DATA ROWS »
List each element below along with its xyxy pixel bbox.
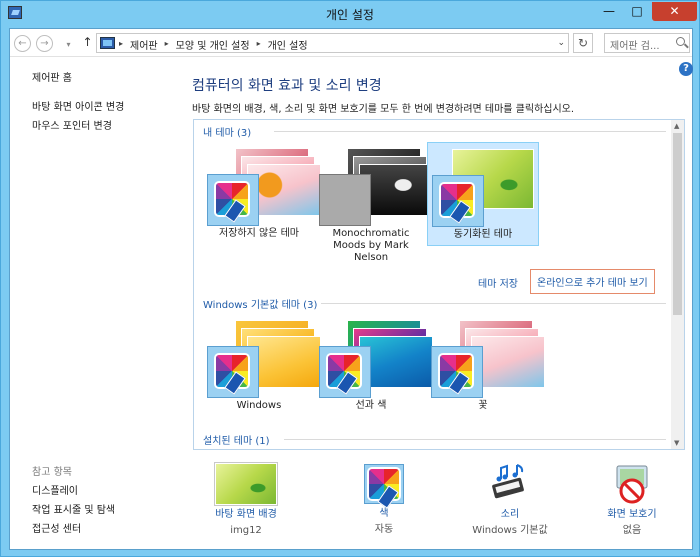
group-installed-themes[interactable]: 설치된 테마 (1): [203, 432, 270, 447]
breadcrumb-separator[interactable]: ▸: [165, 37, 169, 52]
theme-label: 동기화된 테마: [453, 229, 513, 240]
search-icon[interactable]: [676, 37, 685, 46]
group-divider: [321, 303, 666, 304]
theme-lines-and-colors[interactable]: 선과 색: [315, 314, 433, 418]
breadcrumb-separator[interactable]: ▸: [257, 37, 261, 52]
palette-icon: [441, 184, 473, 216]
color-label[interactable]: 색: [334, 507, 434, 520]
group-my-themes[interactable]: 내 테마 (3): [203, 124, 251, 139]
group-divider: [274, 131, 666, 132]
theme-synced[interactable]: 동기화된 테마: [427, 142, 539, 246]
palette-icon: [328, 355, 360, 387]
palette-icon: [440, 355, 472, 387]
theme-list: 내 테마 (3) 저장하지 않은 테마 Monochromatic Moods …: [193, 119, 685, 450]
back-button[interactable]: ←: [14, 35, 31, 52]
group-divider: [284, 439, 666, 440]
client-area: ← → ▾ ↑ ▸ 제어판 ▸ 모양 및 개인 설정 ▸ 개인 설정 ⌄ ↻ 제…: [9, 28, 693, 550]
group-default-themes[interactable]: Windows 기본값 테마 (3): [203, 296, 317, 311]
color-palette-icon: [207, 346, 259, 398]
theme-label: Monochromatic Moods by Mark Nelson: [332, 228, 410, 263]
sidebar-item-desktop-icons[interactable]: 바탕 화면 아이콘 변경: [32, 98, 172, 117]
color-value: 자동: [374, 524, 394, 535]
page-description: 바탕 화면의 배경, 색, 소리 및 화면 보호기를 모두 한 번에 변경하려면…: [192, 104, 575, 115]
forward-button[interactable]: →: [36, 35, 53, 52]
scroll-down-arrow-icon[interactable]: ▼: [674, 439, 679, 447]
desktop-background-thumbnail: [215, 463, 277, 505]
theme-settings-bar: 바탕 화면 배경 img12 색 자동 소리 Windows 기본값 화면 보호…: [192, 463, 682, 543]
breadcrumb-appearance[interactable]: 모양 및 개인 설정: [176, 37, 250, 52]
save-theme-link[interactable]: 테마 저장: [478, 275, 518, 290]
sounds-icon: [489, 463, 531, 505]
sidebar-item-mouse-pointers[interactable]: 마우스 포인터 변경: [32, 117, 172, 136]
title-bar[interactable]: 개인 설정 — □ ✕: [1, 1, 699, 26]
theme-windows[interactable]: Windows: [203, 314, 321, 418]
sounds-setting[interactable]: 소리 Windows 기본값: [460, 463, 560, 537]
navigation-bar: ← → ▾ ↑ ▸ 제어판 ▸ 모양 및 개인 설정 ▸ 개인 설정 ⌄ ↻ 제…: [10, 29, 692, 57]
address-dropdown-button[interactable]: ⌄: [557, 38, 565, 48]
screen-saver-setting[interactable]: 화면 보호기 없음: [582, 463, 682, 537]
desktop-background-setting[interactable]: 바탕 화면 배경 img12: [196, 463, 296, 537]
get-more-themes-online-link[interactable]: 온라인으로 추가 테마 보기: [530, 269, 655, 294]
theme-unsaved[interactable]: 저장하지 않은 테마: [203, 142, 321, 246]
theme-label: 저장하지 않은 테마: [219, 228, 299, 239]
refresh-button[interactable]: ↻: [573, 33, 593, 53]
palette-icon: [216, 183, 248, 215]
see-also-heading: 참고 항목: [32, 467, 72, 478]
theme-label: Windows: [236, 400, 282, 411]
palette-icon: [216, 355, 248, 387]
screen-saver-value: 없음: [622, 525, 642, 536]
palette-icon: [369, 469, 399, 499]
maximize-button[interactable]: □: [623, 2, 651, 21]
sounds-value: Windows 기본값: [472, 525, 548, 536]
theme-monochromatic[interactable]: Monochromatic Moods by Mark Nelson: [315, 142, 433, 272]
theme-flowers[interactable]: 꽃: [427, 314, 545, 418]
color-palette-icon: [431, 346, 483, 398]
breadcrumb-control-panel[interactable]: 제어판: [130, 37, 158, 52]
recent-locations-button[interactable]: ▾: [60, 37, 77, 54]
sidebar: 제어판 홈 바탕 화면 아이콘 변경 마우스 포인터 변경: [32, 69, 172, 136]
color-palette-icon: [207, 174, 259, 226]
color-palette-icon: [432, 175, 484, 227]
gray-palette-icon: [319, 174, 371, 226]
see-also-ease-of-access[interactable]: 접근성 센터: [32, 520, 172, 539]
search-placeholder: 제어판 검...: [610, 41, 660, 52]
sidebar-item-control-panel-home[interactable]: 제어판 홈: [32, 69, 172, 88]
desktop-background-label[interactable]: 바탕 화면 배경: [196, 508, 296, 521]
scroll-up-arrow-icon[interactable]: ▲: [674, 122, 679, 130]
breadcrumb-separator[interactable]: ▸: [119, 37, 123, 52]
window: 개인 설정 — □ ✕ ← → ▾ ↑ ▸ 제어판 ▸ 모양 및 개인 설정 ▸…: [0, 0, 700, 557]
see-also-taskbar[interactable]: 작업 표시줄 및 탐색: [32, 501, 172, 520]
page-title: 컴퓨터의 화면 효과 및 소리 변경: [192, 78, 382, 94]
address-bar[interactable]: ▸ 제어판 ▸ 모양 및 개인 설정 ▸ 개인 설정 ⌄: [96, 33, 569, 53]
screen-saver-label[interactable]: 화면 보호기: [582, 508, 682, 521]
help-icon[interactable]: ?: [679, 62, 693, 76]
search-input[interactable]: 제어판 검...: [604, 33, 690, 53]
up-button[interactable]: ↑: [79, 35, 96, 52]
desktop-background-value: img12: [230, 525, 262, 536]
color-palette-icon: [319, 346, 371, 398]
sounds-label[interactable]: 소리: [460, 508, 560, 521]
scrollbar-thumb[interactable]: [673, 133, 682, 315]
screen-saver-icon: [611, 463, 653, 505]
see-also: 참고 항목 디스플레이 작업 표시줄 및 탐색 접근성 센터: [32, 463, 172, 539]
minimize-button[interactable]: —: [595, 2, 623, 21]
color-setting[interactable]: 색 자동: [334, 463, 434, 536]
theme-label: 꽃: [478, 400, 488, 411]
vertical-scrollbar[interactable]: ▲ ▼: [671, 120, 684, 449]
breadcrumb: ▸ 제어판 ▸ 모양 및 개인 설정 ▸ 개인 설정: [119, 37, 308, 52]
theme-label: 선과 색: [355, 400, 387, 411]
breadcrumb-personalization[interactable]: 개인 설정: [268, 37, 308, 52]
see-also-display[interactable]: 디스플레이: [32, 482, 172, 501]
color-palette-icon: [364, 464, 404, 504]
control-panel-icon: [100, 37, 115, 49]
close-button[interactable]: ✕: [652, 2, 697, 21]
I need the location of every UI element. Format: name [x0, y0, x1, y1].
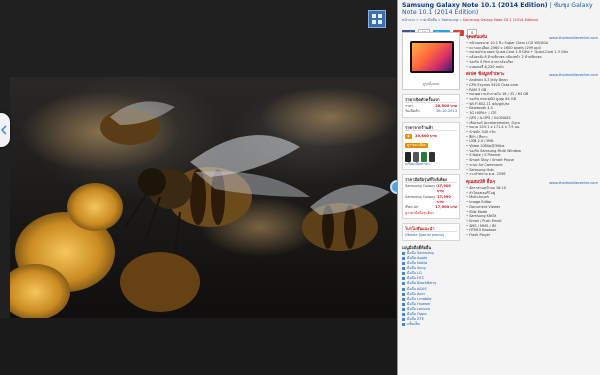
store-price: 20,800 บาท: [414, 134, 437, 139]
spec-list: อัตราส่วนหน้าจอ 16:10ลำโพงสเตอริโอคู่Mul…: [466, 186, 598, 238]
similar-item-name: Samsung Galaxy Tab 3: [405, 194, 437, 199]
phone-images: [405, 151, 457, 162]
left-column: ดูรูปทั้งหมด ราคาเปิดตัวครั้งแรก ราคา 20…: [402, 32, 460, 327]
chevron-left-icon: [1, 125, 7, 135]
webpage-panel: Samsung Galaxy Note 10.1 (2014 Edition) …: [397, 0, 600, 375]
spec-list: หน้าจอขนาด 10.1 นิ้ว Super Clear LCD WQX…: [466, 41, 598, 69]
launch-price-box: ราคาเปิดตัวครั้งแรก ราคา 20,500 บาท วันเ…: [402, 94, 460, 118]
brand-menu-label: แท็บเล็ต: [407, 322, 420, 327]
grid-view-button[interactable]: [368, 10, 386, 28]
site-url: www.thaimobilecenter.com: [549, 180, 598, 185]
similar-item[interactable]: Samsung Galaxy Tab 3 17,990 บาท: [405, 195, 457, 206]
grid-cell: [378, 14, 382, 18]
bullet-icon: [402, 313, 405, 317]
spec-item: แบตเตอรี่ 8,220 mAh: [466, 65, 598, 70]
bullet-icon: [402, 318, 405, 322]
bullet-icon: [402, 297, 405, 301]
thumbnail-caption[interactable]: ดูรูปทั้งหมด: [405, 82, 457, 86]
store-detail-button[interactable]: ดูรายละเอียด: [405, 142, 429, 148]
grid-cell: [378, 20, 382, 24]
promo-box[interactable]: โปรโมชั่นแนะนำ (Mobile Special promo): [402, 222, 460, 241]
phone-icon: [413, 151, 419, 162]
breadcrumb-current: Samsung Galaxy Note 10.1 (2014 Edition): [462, 18, 539, 23]
breadcrumb-item[interactable]: Samsung: [441, 18, 458, 22]
similar-item-name: Samsung Galaxy Note 10.1: [405, 183, 437, 188]
store-logo-icon[interactable]: ◉: [405, 133, 412, 139]
bullet-icon: [402, 323, 405, 327]
bullet-icon: [402, 282, 405, 286]
breadcrumb-item[interactable]: หน้าแรก: [402, 18, 415, 22]
breadcrumb-item[interactable]: ราคามือถือ: [420, 18, 437, 22]
similar-item[interactable]: Samsung Galaxy Note 10.1 17,900 บาท: [405, 184, 457, 195]
launch-date: 06-10-2013: [436, 109, 457, 114]
bullet-icon: [402, 287, 405, 291]
tablet-image: [410, 41, 454, 73]
bullet-icon: [402, 267, 405, 271]
brand-menu-item[interactable]: แท็บเล็ต: [402, 322, 460, 327]
brand-menu: มือถือ Samsung มือถือ Apple มือถือ Nokia มื…: [402, 251, 460, 327]
similar-price-heading: ราคามือถือรุ่นที่ใกล้เคียง: [405, 177, 457, 183]
page-body: ดูรูปทั้งหมด ราคาเปิดตัวครั้งแรก ราคา 20…: [402, 32, 598, 375]
more-models-link[interactable]: ดูราคามือถือรุ่นอื่นๆ: [405, 211, 457, 216]
site-url: www.thaimobilecenter.com: [549, 73, 598, 78]
spec-item: Flash Player: [466, 233, 598, 238]
launch-price-heading: ราคาเปิดตัวครั้งแรก: [405, 97, 457, 103]
bullet-icon: [402, 307, 405, 311]
bullet-icon: [402, 272, 405, 276]
product-thumbnail[interactable]: ดูรูปทั้งหมด: [402, 32, 460, 90]
grid-view-icon: [372, 14, 376, 18]
bullet-icon: [402, 277, 405, 281]
store-price-heading: ราคาจากร้านค้า: [405, 125, 457, 131]
phone-icon: [405, 151, 411, 162]
honeybee-photo-art: [10, 87, 396, 318]
grid-cell: [372, 20, 376, 24]
promo-subtitle: (Mobile Special promo): [405, 232, 445, 237]
store-button-row: ดูรายละเอียด: [405, 141, 457, 150]
bullet-icon: [402, 256, 405, 260]
viewer-footer: [0, 318, 397, 375]
image-viewer: [0, 0, 397, 375]
page-title-main: Samsung Galaxy Note 10.1 (2014 Edition): [402, 2, 548, 9]
bullet-icon: [402, 302, 405, 306]
site-url: www.thaimobilecenter.com: [549, 36, 598, 40]
honeybee-photo: [10, 77, 396, 318]
store-row: ◉ 20,800 บาท: [405, 132, 457, 141]
spec-item: วางจำหน่าย ต.ค. 2556: [466, 172, 598, 177]
spec-list: Android 4.3 Jelly BeanCPU Exynos 5420 Oc…: [466, 78, 598, 177]
similar-item-price: 17,900 บาท: [437, 183, 451, 194]
phone-icon: [429, 151, 435, 162]
breadcrumb: หน้าแรก » ราคามือถือ » Samsung » Samsung…: [402, 18, 539, 23]
date-label: วันเปิดตัว: [405, 109, 420, 114]
similar-item-price: 17,990 บาท: [437, 194, 451, 205]
bullet-icon: [402, 292, 405, 296]
bullet-icon: [402, 262, 405, 266]
similar-price-box: ราคามือถือรุ่นที่ใกล้เคียง Samsung Galax…: [402, 173, 460, 219]
screen: Samsung Galaxy Note 10.1 (2014 Edition) …: [0, 0, 600, 375]
prev-image-button[interactable]: [0, 113, 10, 147]
compare-price-link[interactable]: เปรียบเทียบราคา: [405, 162, 457, 167]
right-column: จุดเด่นเด่นwww.thaimobilecenter.comหน้าจ…: [466, 32, 598, 238]
similar-item-price: 17,900 บาท: [435, 205, 457, 210]
tablet-screen: [412, 43, 452, 71]
page-title: Samsung Galaxy Note 10.1 (2014 Edition) …: [402, 2, 593, 17]
promo-heading: โปรโมชั่นแนะนำ: [405, 226, 457, 232]
phone-icon: [421, 151, 427, 162]
date-row: วันเปิดตัว 06-10-2013: [405, 109, 457, 114]
store-price-box: ราคาจากร้านค้า ◉ 20,800 บาท ดูรายละเอียด: [402, 121, 460, 170]
bullet-icon: [402, 251, 405, 255]
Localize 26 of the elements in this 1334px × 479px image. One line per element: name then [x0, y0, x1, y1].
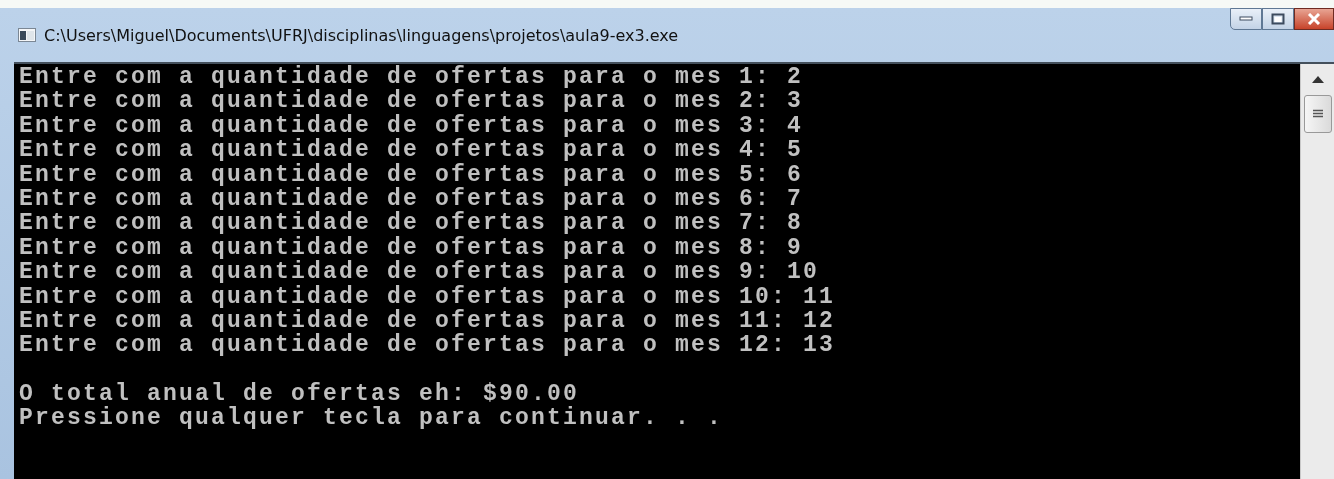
console-line: Entre com a quantidade de ofertas para o mes 9: 10 [19, 260, 821, 285]
console-line: Entre com a quantidade de ofertas para o mes 5: 6 [19, 162, 805, 187]
minimize-button[interactable] [1230, 8, 1262, 30]
console-line: Entre com a quantidade de ofertas para o mes 8: 9 [19, 235, 805, 261]
console-line: Pressione qualquer tecla para continuar. . . [19, 406, 725, 431]
scroll-up-icon [1311, 76, 1324, 83]
close-button[interactable] [1294, 8, 1334, 30]
console-line: Entre com a quantidade de ofertas para o mes 1: 2 [19, 65, 805, 90]
console-icon [18, 28, 36, 42]
console-line: Entre com a quantidade de ofertas para o mes 12: 13 [19, 333, 837, 358]
maximize-button[interactable] [1262, 8, 1294, 30]
grip-icon [1311, 109, 1324, 119]
console-line: Entre com a quantidade de ofertas para o mes 4: 5 [19, 138, 805, 163]
maximize-icon [1271, 13, 1285, 25]
scrollbar-thumb[interactable] [1303, 95, 1332, 133]
console-line: Entre com a quantidade de ofertas para o mes 11: 12 [19, 308, 837, 334]
console-line: Entre com a quantidade de ofertas para o mes 6: 7 [19, 186, 805, 212]
window-title: C:\Users\Miguel\Documents\UFRJ\disciplinas\linguagens\projetos\aula9-ex3.exe [44, 25, 679, 45]
minimize-icon [1239, 16, 1253, 22]
console-line: Entre com a quantidade de ofertas para o mes 3: 4 [19, 113, 805, 139]
console-line: Entre com a quantidade de ofertas para o mes 7: 8 [19, 211, 805, 236]
console-line: Entre com a quantidade de ofertas para o mes 10: 11 [19, 284, 837, 309]
console-line: Entre com a quantidade de ofertas para o mes 2: 3 [19, 89, 805, 114]
console-line: O total anual de ofertas eh: $90.00 [19, 382, 580, 407]
scrollbar[interactable] [1300, 64, 1334, 479]
close-icon [1307, 13, 1321, 25]
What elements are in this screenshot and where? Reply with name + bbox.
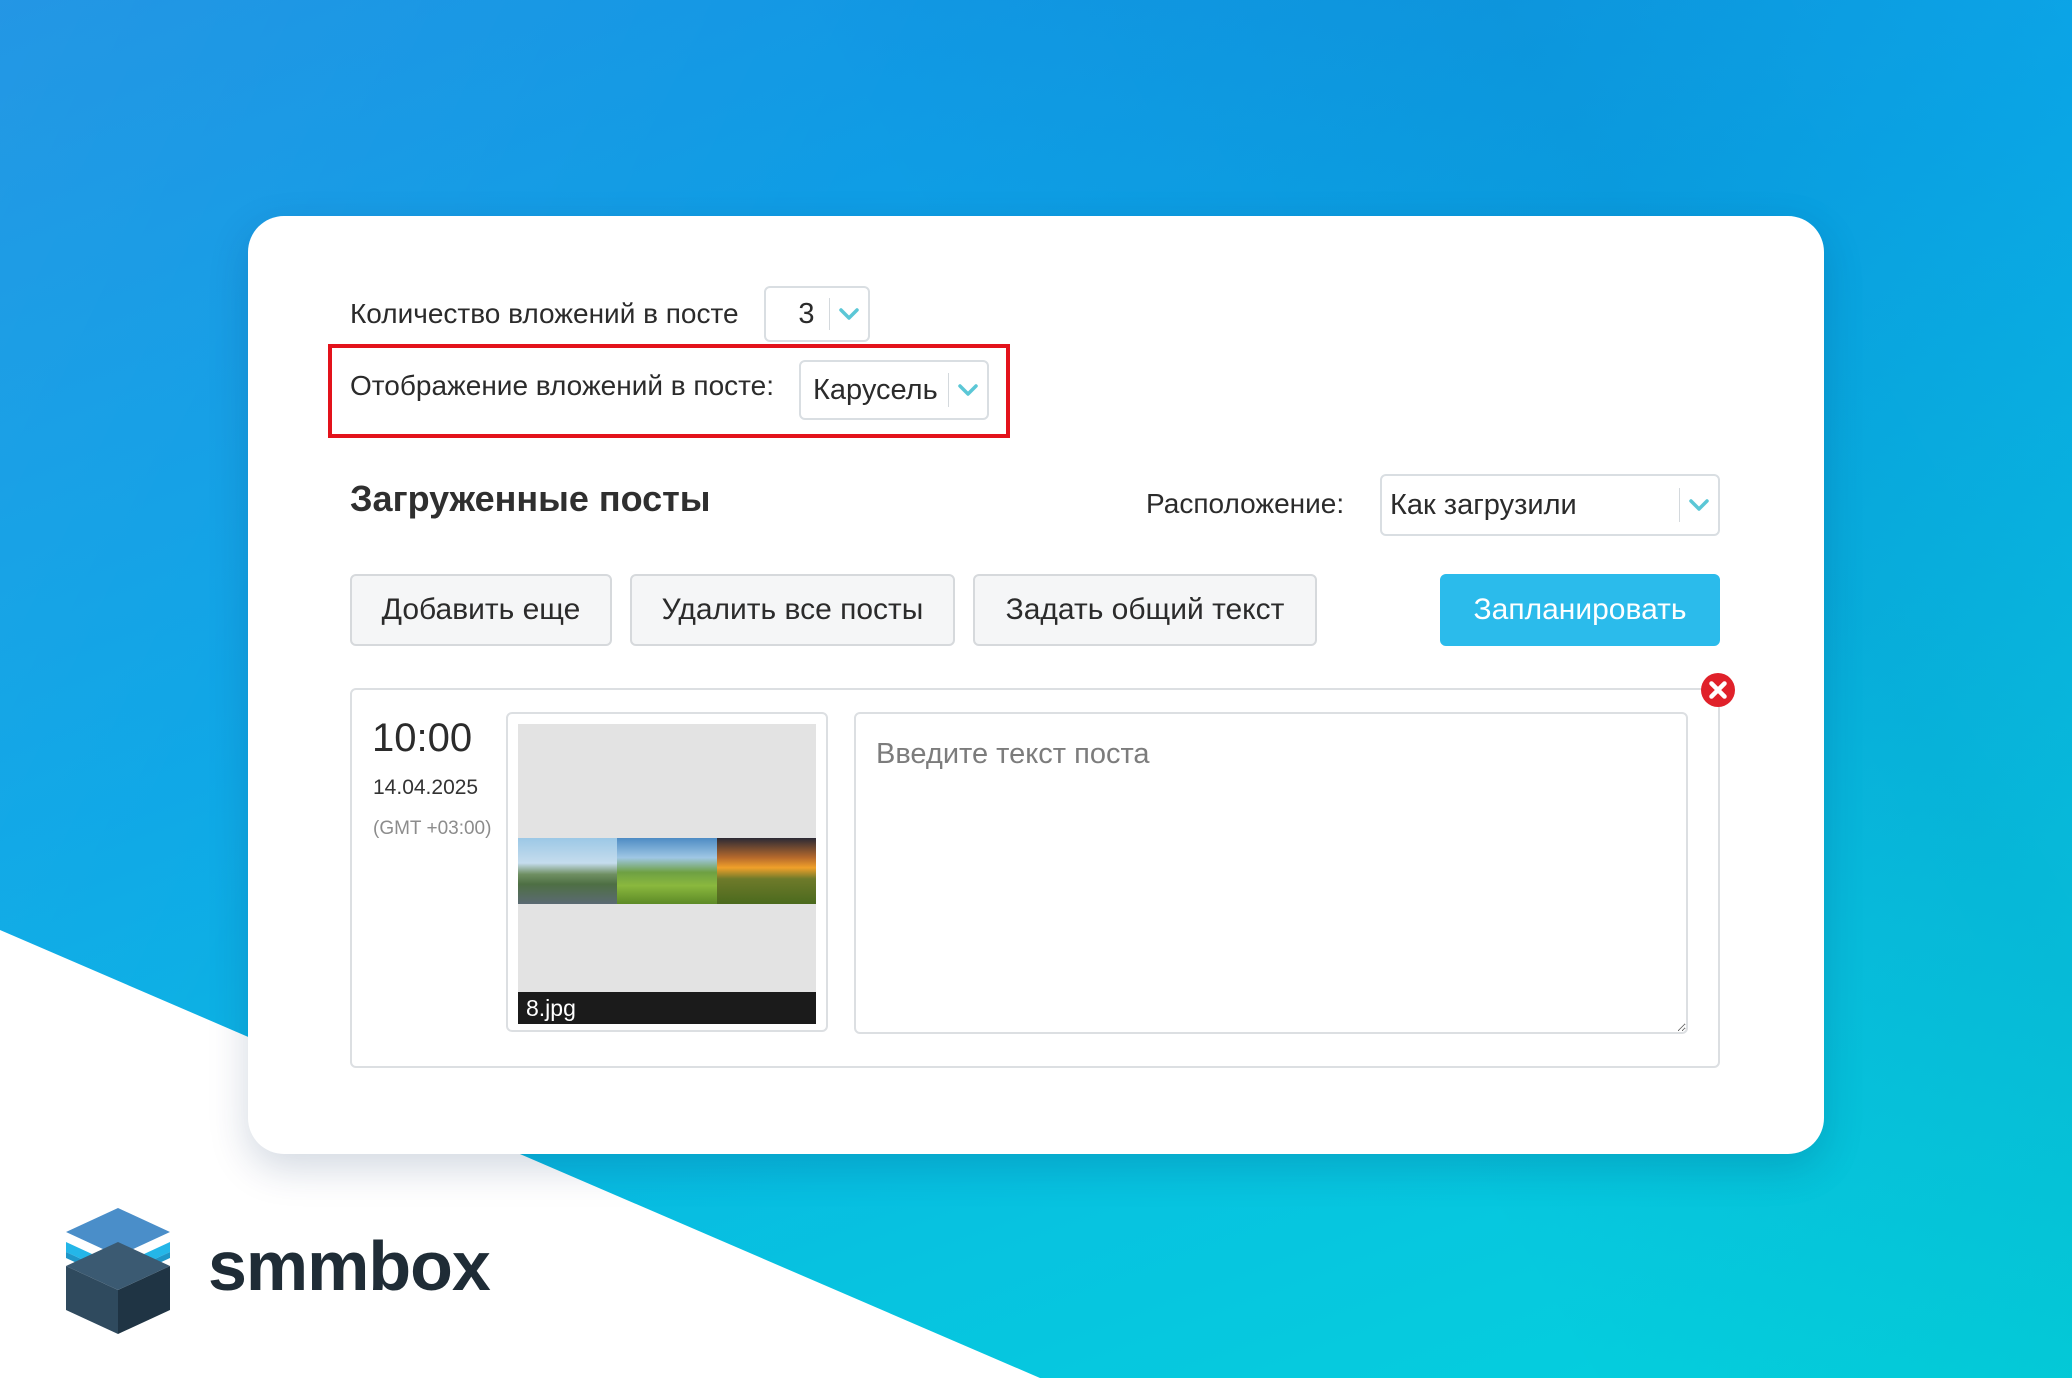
attachments-count-select[interactable]: 3 (764, 286, 870, 342)
schedule-button[interactable]: Запланировать (1440, 574, 1720, 646)
attachment-file-name: 8.jpg (518, 992, 816, 1024)
close-icon[interactable] (1700, 672, 1736, 708)
carousel-image (617, 838, 717, 904)
order-label: Расположение: (1146, 488, 1345, 519)
post-text-input[interactable] (854, 712, 1688, 1034)
post-date[interactable]: 14.04.2025 (373, 776, 478, 800)
attachments-display-label: Отображение вложений в посте: (350, 370, 775, 401)
page-title: Загруженные посты (350, 478, 711, 519)
order-select[interactable]: Как загрузили (1380, 474, 1720, 536)
post-time[interactable]: 10:00 (372, 716, 472, 761)
attachments-count-label: Количество вложений в посте (350, 298, 739, 329)
carousel-image (518, 838, 618, 904)
attachments-display-select[interactable]: Карусель (799, 360, 989, 420)
attachment-preview[interactable]: 8.jpg (506, 712, 828, 1032)
add-more-button[interactable]: Добавить еще (350, 574, 612, 646)
chevron-down-icon (949, 383, 987, 397)
post-timezone: (GMT +03:00) (373, 818, 492, 839)
carousel-preview: 8.jpg (518, 724, 816, 1024)
set-common-text-button[interactable]: Задать общий текст (973, 574, 1317, 646)
order-value: Как загрузили (1390, 488, 1577, 521)
attachments-display-value: Карусель (813, 373, 938, 406)
delete-all-posts-button[interactable]: Удалить все посты (630, 574, 955, 646)
attachments-count-value: 3 (798, 297, 815, 330)
stacked-box-logo (66, 1208, 170, 1334)
carousel-images (518, 838, 816, 904)
brand-name: smmbox (208, 1227, 491, 1305)
carousel-image (716, 838, 816, 904)
chevron-down-icon (1680, 498, 1718, 512)
chevron-down-icon (830, 307, 868, 321)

YOUR OBJECTIVE » Copy the lines of the records from the one containing "store-price: 20,800 บาท: [414, 134, 437, 139]" through the one containing "breadcrumb-current: Samsung Galaxy", including both, with every line unchanged.

OUTPUT OF THE EXERCISE »
store-price: 20,800 บาท: [414, 134, 437, 139]
spec-list: อัตราส่วนหน้าจอ 16:10ลำโพงสเตอริโอคู่Mul…: [466, 186, 598, 238]
similar-item-name: Samsung Galaxy Tab 3: [405, 194, 437, 199]
phone-images: [405, 151, 457, 162]
left-column: ดูรูปทั้งหมด ราคาเปิดตัวครั้งแรก ราคา 20…: [402, 32, 460, 327]
chevron-left-icon: [1, 125, 7, 135]
webpage-panel: Samsung Galaxy Note 10.1 (2014 Edition) …: [397, 0, 600, 375]
spec-list: หน้าจอขนาด 10.1 นิ้ว Super Clear LCD WQX…: [466, 41, 598, 69]
launch-price-box: ราคาเปิดตัวครั้งแรก ราคา 20,500 บาท วันเ…: [402, 94, 460, 118]
brand-menu-label: แท็บเล็ต: [407, 322, 420, 327]
grid-view-button[interactable]: [368, 10, 386, 28]
site-url: www.thaimobilecenter.com: [549, 180, 598, 185]
similar-item[interactable]: Samsung Galaxy Tab 3 17,990 บาท: [405, 195, 457, 206]
grid-cell: [378, 14, 382, 18]
bullet-icon: [402, 313, 405, 317]
spec-item: แบตเตอรี่ 8,220 mAh: [466, 65, 598, 70]
bullet-icon: [402, 318, 405, 322]
bullet-icon: [402, 297, 405, 301]
thumbnail-caption[interactable]: ดูรูปทั้งหมด: [405, 82, 457, 86]
store-detail-button[interactable]: ดูรายละเอียด: [405, 142, 429, 148]
grid-cell: [378, 20, 382, 24]
promo-box[interactable]: โปรโมชั่นแนะนำ (Mobile Special promo): [402, 222, 460, 241]
phone-icon: [413, 151, 419, 162]
breadcrumb-current: Samsung Galaxy Note 10.1 (2014 Edition): [462, 18, 539, 23]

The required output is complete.